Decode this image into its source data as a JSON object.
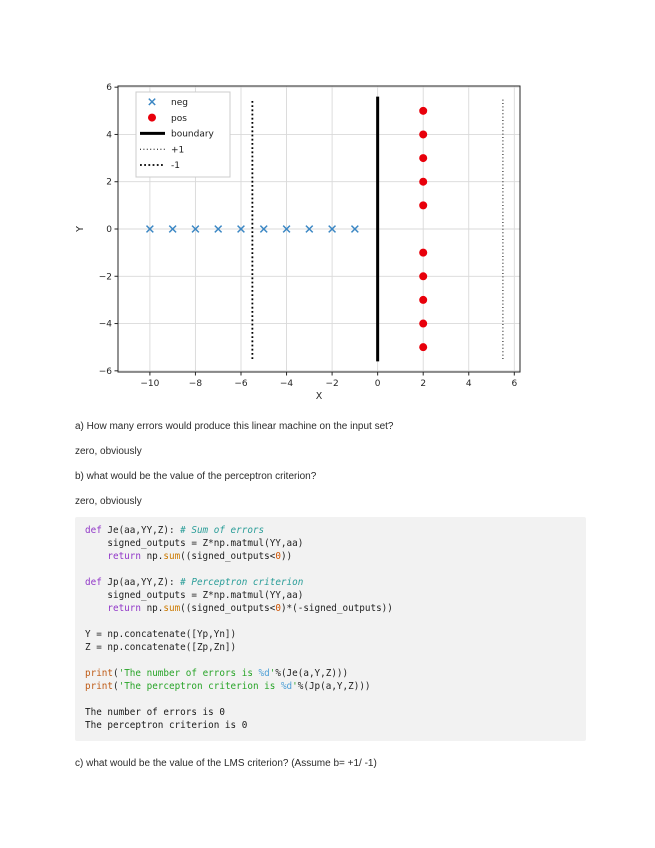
{
  "questions": {
    "q_a": "a) How many errors would produce this linear machine on the input set?",
    "a_a": "zero, obviously",
    "q_b": "b) what would be the value of the perceptron criterion?",
    "a_b": "zero, obviously",
    "q_c": "c) what would be the value of the LMS criterion? (Assume b= +1/ -1)"
  },
  "chart_data": {
    "type": "scatter",
    "title": "",
    "xlabel": "X",
    "ylabel": "Y",
    "xlim": [
      -11.4,
      6.25
    ],
    "ylim": [
      -6.05,
      6.05
    ],
    "xticks": [
      -10,
      -8,
      -6,
      -4,
      -2,
      0,
      2,
      4,
      6
    ],
    "yticks": [
      -6,
      -4,
      -2,
      0,
      2,
      4,
      6
    ],
    "grid": true,
    "legend_position": "upper-left",
    "series": [
      {
        "name": "neg",
        "kind": "scatter",
        "marker": "x",
        "color": "#3b87c4",
        "points": [
          [
            -10,
            0
          ],
          [
            -9,
            0
          ],
          [
            -8,
            0
          ],
          [
            -7,
            0
          ],
          [
            -6,
            0
          ],
          [
            -5,
            0
          ],
          [
            -4,
            0
          ],
          [
            -3,
            0
          ],
          [
            -2,
            0
          ],
          [
            -1,
            0
          ]
        ]
      },
      {
        "name": "pos",
        "kind": "scatter",
        "marker": "dot",
        "color": "#e8000b",
        "points": [
          [
            2,
            5
          ],
          [
            2,
            4
          ],
          [
            2,
            3
          ],
          [
            2,
            2
          ],
          [
            2,
            1
          ],
          [
            2,
            -1
          ],
          [
            2,
            -2
          ],
          [
            2,
            -3
          ],
          [
            2,
            -4
          ],
          [
            2,
            -5
          ]
        ]
      },
      {
        "name": "boundary",
        "kind": "vline",
        "x": 0,
        "y_range": [
          -5.6,
          5.6
        ],
        "style": "solid",
        "width": 3,
        "color": "#000000"
      },
      {
        "name": "+1",
        "kind": "vline",
        "x": 5.5,
        "y_range": [
          -5.5,
          5.5
        ],
        "style": "dotted",
        "width": 1.0,
        "color": "#000000"
      },
      {
        "name": "-1",
        "kind": "vline",
        "x": -5.5,
        "y_range": [
          -5.5,
          5.5
        ],
        "style": "dotted",
        "width": 1.8,
        "color": "#000000"
      }
    ],
    "legend": [
      {
        "label": "neg",
        "sample": "x",
        "color": "#3b87c4"
      },
      {
        "label": "pos",
        "sample": "dot",
        "color": "#e8000b"
      },
      {
        "label": "boundary",
        "sample": "solid",
        "color": "#000000"
      },
      {
        "label": "+1",
        "sample": "dotted-thin",
        "color": "#000000"
      },
      {
        "label": "-1",
        "sample": "dotted-thick",
        "color": "#000000"
      }
    ],
    "colors": {
      "grid": "#d9d9d9",
      "spine": "#262626",
      "tick_label": "#262626"
    }
  },
  "code": {
    "lines": [
      [
        [
          "kw",
          "def"
        ],
        [
          "pl",
          " Je(aa,YY,Z): "
        ],
        [
          "cm",
          "# Sum of errors"
        ]
      ],
      [
        [
          "pl",
          "    signed_outputs = Z*np.matmul(YY,aa)"
        ]
      ],
      [
        [
          "pl",
          "    "
        ],
        [
          "kw",
          "return"
        ],
        [
          "pl",
          " np."
        ],
        [
          "bi",
          "sum"
        ],
        [
          "pl",
          "((signed_outputs<"
        ],
        [
          "num",
          "0"
        ],
        [
          "pl",
          "))"
        ]
      ],
      [],
      [
        [
          "kw",
          "def"
        ],
        [
          "pl",
          " Jp(aa,YY,Z): "
        ],
        [
          "cm",
          "# Perceptron criterion"
        ]
      ],
      [
        [
          "pl",
          "    signed_outputs = Z*np.matmul(YY,aa)"
        ]
      ],
      [
        [
          "pl",
          "    "
        ],
        [
          "kw",
          "return"
        ],
        [
          "pl",
          " np."
        ],
        [
          "bi",
          "sum"
        ],
        [
          "pl",
          "((signed_outputs<"
        ],
        [
          "num",
          "0"
        ],
        [
          "pl",
          ")*(-signed_outputs))"
        ]
      ],
      [],
      [
        [
          "pl",
          "Y = np.concatenate([Yp,Yn])"
        ]
      ],
      [
        [
          "pl",
          "Z = np.concatenate([Zp,Zn])"
        ]
      ],
      [],
      [
        [
          "pr",
          "print"
        ],
        [
          "pl",
          "("
        ],
        [
          "str",
          "'The number of errors is "
        ],
        [
          "fmt",
          "%d"
        ],
        [
          "str",
          "'"
        ],
        [
          "pl",
          "%(Je(a,Y,Z)))"
        ]
      ],
      [
        [
          "pr",
          "print"
        ],
        [
          "pl",
          "("
        ],
        [
          "str",
          "'The perceptron criterion is "
        ],
        [
          "fmt",
          "%d"
        ],
        [
          "str",
          "'"
        ],
        [
          "pl",
          "%(Jp(a,Y,Z)))"
        ]
      ],
      []
    ],
    "output": [
      "The number of errors is 0",
      "The perceptron criterion is 0"
    ]
  }
}
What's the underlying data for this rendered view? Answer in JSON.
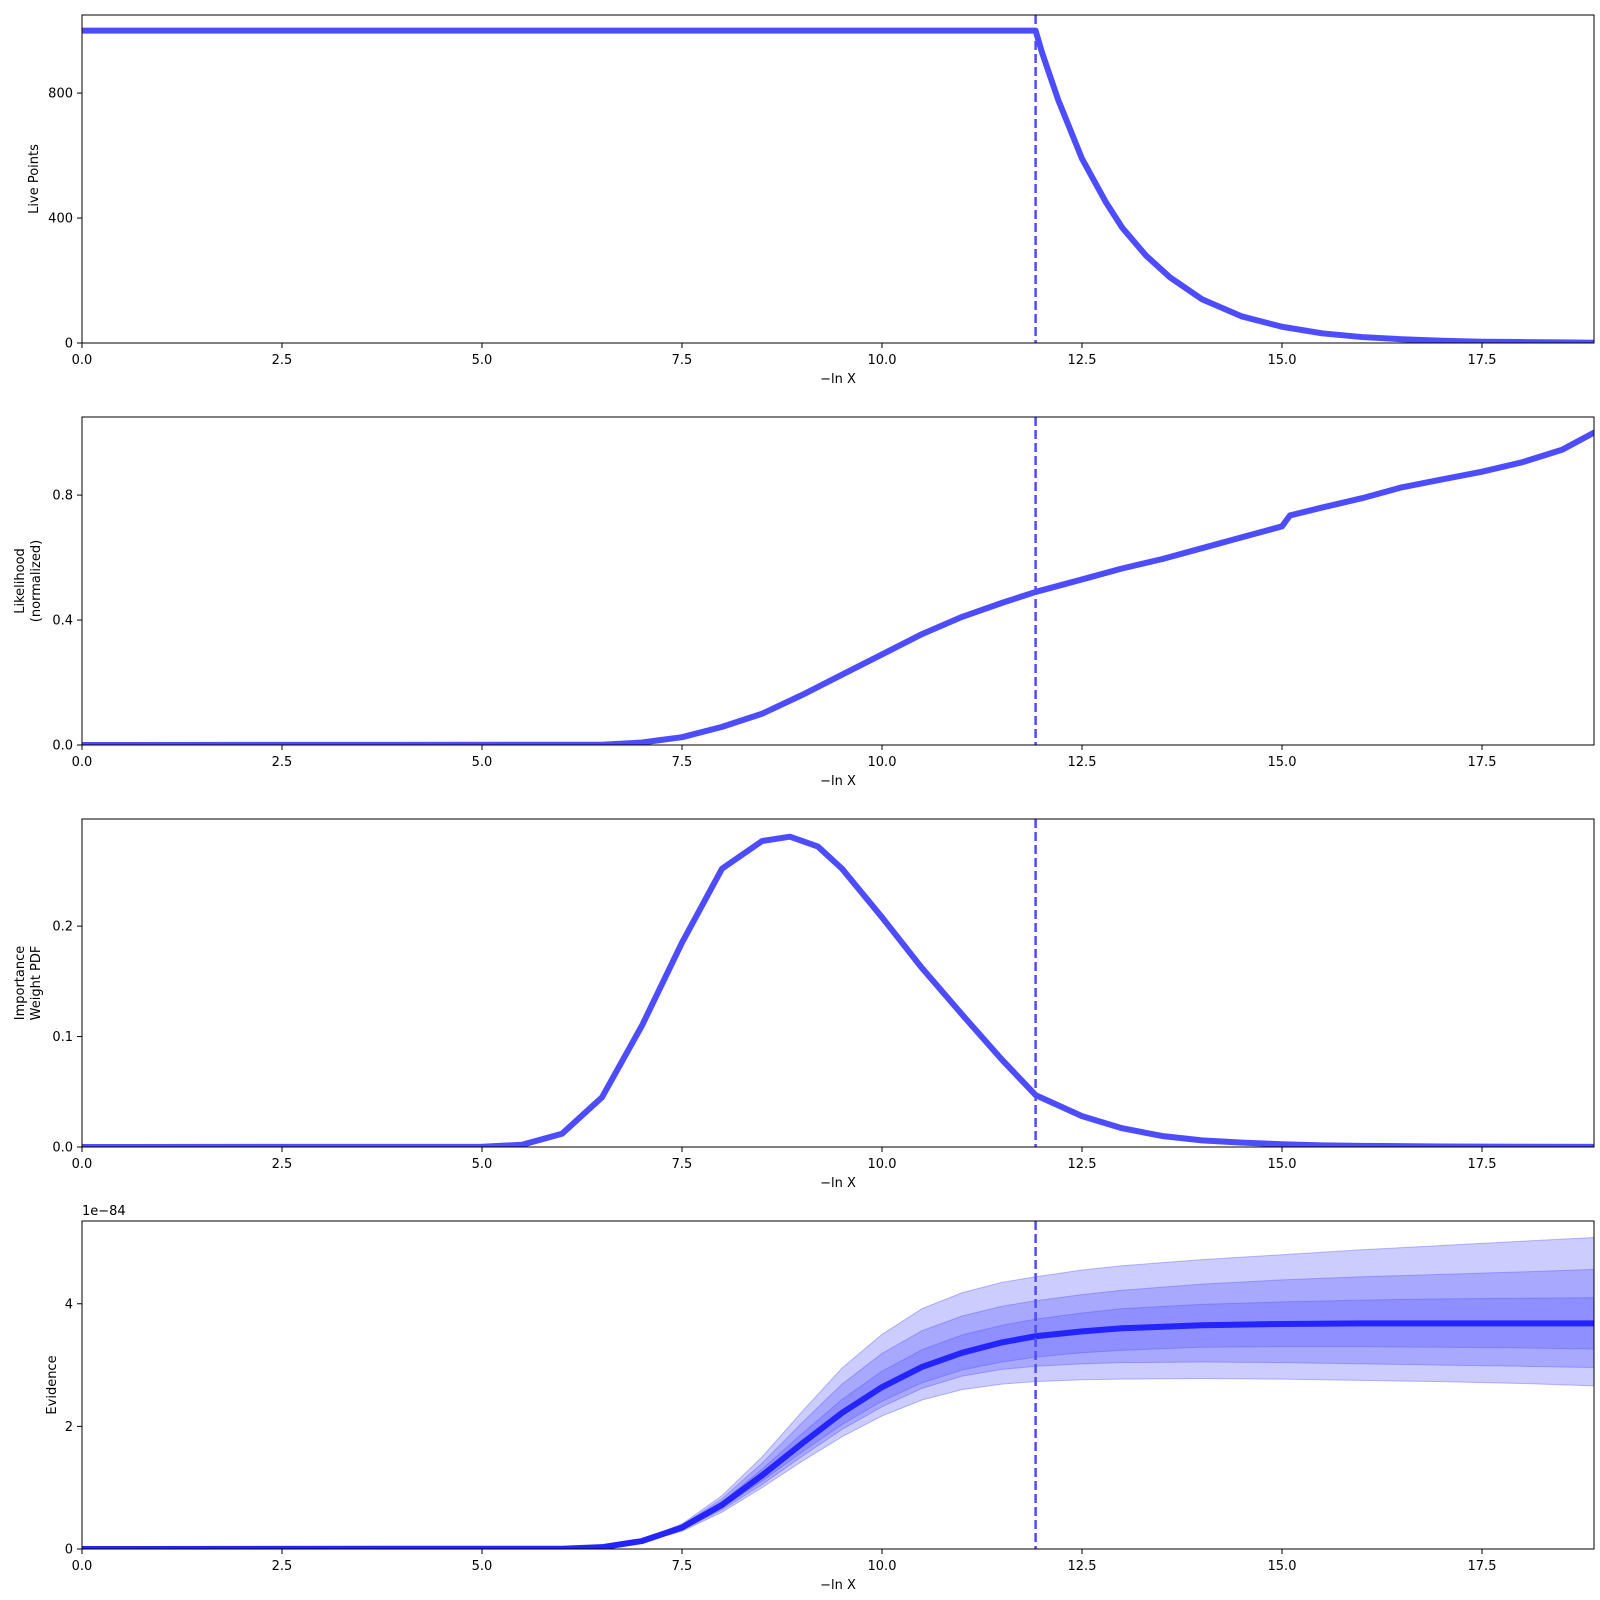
{
  "figure": {
    "background": "#ffffff"
  },
  "colors": {
    "line": "#4d4dff",
    "evidence_line": "#2424ff",
    "band_fill": "#5757ff",
    "axes": "#000000"
  },
  "chart_data": [
    {
      "type": "line",
      "xlabel": "−ln X",
      "ylabel": [
        "Live Points"
      ],
      "xlim": [
        0,
        18.9
      ],
      "ylim": [
        0,
        1050
      ],
      "xticks": [
        0,
        2.5,
        5,
        7.5,
        10,
        12.5,
        15,
        17.5
      ],
      "xtick_labels": [
        "0.0",
        "2.5",
        "5.0",
        "7.5",
        "10.0",
        "12.5",
        "15.0",
        "17.5"
      ],
      "yticks": [
        0,
        400,
        800
      ],
      "ytick_labels": [
        "0",
        "400",
        "800"
      ],
      "vline_x": 11.92,
      "series": [
        {
          "x": [
            0,
            11.92,
            12.0,
            12.2,
            12.5,
            12.8,
            13.0,
            13.3,
            13.6,
            14.0,
            14.5,
            15.0,
            15.5,
            16.0,
            16.5,
            17.0,
            17.5,
            18.0,
            18.5,
            18.9
          ],
          "y": [
            1000,
            1000,
            930,
            780,
            590,
            450,
            370,
            280,
            210,
            140,
            85,
            52,
            31,
            19,
            12,
            7,
            4,
            3,
            2,
            1
          ]
        }
      ]
    },
    {
      "type": "line",
      "xlabel": "−ln X",
      "ylabel": [
        "Likelihood",
        "(normalized)"
      ],
      "xlim": [
        0,
        18.9
      ],
      "ylim": [
        0,
        1.05
      ],
      "xticks": [
        0,
        2.5,
        5,
        7.5,
        10,
        12.5,
        15,
        17.5
      ],
      "xtick_labels": [
        "0.0",
        "2.5",
        "5.0",
        "7.5",
        "10.0",
        "12.5",
        "15.0",
        "17.5"
      ],
      "yticks": [
        0,
        0.4,
        0.8
      ],
      "ytick_labels": [
        "0.0",
        "0.4",
        "0.8"
      ],
      "vline_x": 11.92,
      "series": [
        {
          "x": [
            0,
            6.5,
            7.0,
            7.5,
            8.0,
            8.5,
            9.0,
            9.5,
            10.0,
            10.5,
            11.0,
            11.5,
            11.92,
            12.5,
            13.0,
            13.5,
            14.0,
            14.5,
            15.0,
            15.1,
            15.5,
            16.0,
            16.5,
            17.0,
            17.5,
            18.0,
            18.5,
            18.9
          ],
          "y": [
            0,
            0.001,
            0.008,
            0.025,
            0.058,
            0.1,
            0.16,
            0.225,
            0.29,
            0.355,
            0.41,
            0.455,
            0.49,
            0.53,
            0.565,
            0.595,
            0.63,
            0.665,
            0.7,
            0.735,
            0.76,
            0.79,
            0.825,
            0.85,
            0.875,
            0.905,
            0.945,
            1.0
          ]
        }
      ]
    },
    {
      "type": "line",
      "xlabel": "−ln X",
      "ylabel": [
        "Importance",
        "Weight PDF"
      ],
      "xlim": [
        0,
        18.9
      ],
      "ylim": [
        0,
        0.297
      ],
      "xticks": [
        0,
        2.5,
        5,
        7.5,
        10,
        12.5,
        15,
        17.5
      ],
      "xtick_labels": [
        "0.0",
        "2.5",
        "5.0",
        "7.5",
        "10.0",
        "12.5",
        "15.0",
        "17.5"
      ],
      "yticks": [
        0,
        0.1,
        0.2
      ],
      "ytick_labels": [
        "0.0",
        "0.1",
        "0.2"
      ],
      "vline_x": 11.92,
      "series": [
        {
          "x": [
            0,
            5.0,
            5.5,
            6.0,
            6.5,
            7.0,
            7.5,
            8.0,
            8.5,
            8.85,
            9.2,
            9.5,
            10.0,
            10.5,
            11.0,
            11.5,
            11.92,
            12.5,
            13.0,
            13.5,
            14.0,
            14.5,
            15.0,
            15.5,
            16.0,
            17.0,
            18.0,
            18.9
          ],
          "y": [
            0,
            0.0002,
            0.002,
            0.012,
            0.045,
            0.11,
            0.185,
            0.252,
            0.277,
            0.281,
            0.272,
            0.252,
            0.208,
            0.162,
            0.12,
            0.079,
            0.047,
            0.028,
            0.017,
            0.01,
            0.006,
            0.004,
            0.0025,
            0.0015,
            0.001,
            0.0005,
            0.0002,
            0.0001
          ]
        }
      ]
    },
    {
      "type": "area",
      "xlabel": "−ln X",
      "ylabel": [
        "Evidence"
      ],
      "offset_label": "1e−84",
      "xlim": [
        0,
        18.9
      ],
      "ylim": [
        0,
        5.35
      ],
      "xticks": [
        0,
        2.5,
        5,
        7.5,
        10,
        12.5,
        15,
        17.5
      ],
      "xtick_labels": [
        "0.0",
        "2.5",
        "5.0",
        "7.5",
        "10.0",
        "12.5",
        "15.0",
        "17.5"
      ],
      "yticks": [
        0,
        2,
        4
      ],
      "ytick_labels": [
        "0",
        "2",
        "4"
      ],
      "vline_x": 11.92,
      "x": [
        0,
        6.0,
        6.5,
        7.0,
        7.5,
        8.0,
        8.5,
        9.0,
        9.5,
        10.0,
        10.5,
        11.0,
        11.5,
        11.92,
        12.5,
        13.0,
        14.0,
        15.0,
        16.0,
        17.0,
        18.0,
        18.9
      ],
      "median": [
        0,
        0.005,
        0.03,
        0.13,
        0.35,
        0.72,
        1.2,
        1.72,
        2.22,
        2.64,
        2.97,
        3.2,
        3.37,
        3.47,
        3.55,
        3.6,
        3.65,
        3.67,
        3.68,
        3.68,
        3.68,
        3.68
      ],
      "bands": [
        {
          "name": "3sigma",
          "upper": [
            0,
            0.005,
            0.035,
            0.15,
            0.41,
            0.87,
            1.5,
            2.24,
            2.95,
            3.5,
            3.92,
            4.18,
            4.35,
            4.44,
            4.55,
            4.62,
            4.72,
            4.8,
            4.88,
            4.95,
            5.02,
            5.08
          ],
          "lower": [
            0,
            0.004,
            0.025,
            0.11,
            0.29,
            0.6,
            1.0,
            1.43,
            1.83,
            2.17,
            2.43,
            2.6,
            2.69,
            2.73,
            2.76,
            2.77,
            2.78,
            2.77,
            2.75,
            2.73,
            2.7,
            2.66
          ]
        },
        {
          "name": "2sigma",
          "upper": [
            0,
            0.005,
            0.033,
            0.14,
            0.39,
            0.82,
            1.4,
            2.06,
            2.69,
            3.19,
            3.56,
            3.8,
            3.96,
            4.05,
            4.15,
            4.22,
            4.32,
            4.39,
            4.44,
            4.48,
            4.52,
            4.56
          ],
          "lower": [
            0,
            0.004,
            0.027,
            0.12,
            0.31,
            0.64,
            1.05,
            1.51,
            1.95,
            2.32,
            2.62,
            2.82,
            2.93,
            2.98,
            3.02,
            3.04,
            3.05,
            3.04,
            3.02,
            3.0,
            2.98,
            2.96
          ]
        },
        {
          "name": "1sigma",
          "upper": [
            0,
            0.005,
            0.032,
            0.135,
            0.37,
            0.77,
            1.3,
            1.88,
            2.44,
            2.9,
            3.25,
            3.49,
            3.65,
            3.75,
            3.85,
            3.92,
            3.99,
            4.03,
            4.06,
            4.08,
            4.09,
            4.1
          ],
          "lower": [
            0,
            0.004,
            0.028,
            0.125,
            0.33,
            0.67,
            1.11,
            1.58,
            2.03,
            2.41,
            2.71,
            2.92,
            3.05,
            3.13,
            3.2,
            3.24,
            3.29,
            3.3,
            3.3,
            3.29,
            3.28,
            3.26
          ]
        }
      ]
    }
  ]
}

----------------

(Exercise instructions): From the listing above, return each line with the word "dotted".

(Result of this task):
        "style": "dotted",
        "style": "dotted",
        "sample": "dotted-thin",
        "sample": "dotted-thick",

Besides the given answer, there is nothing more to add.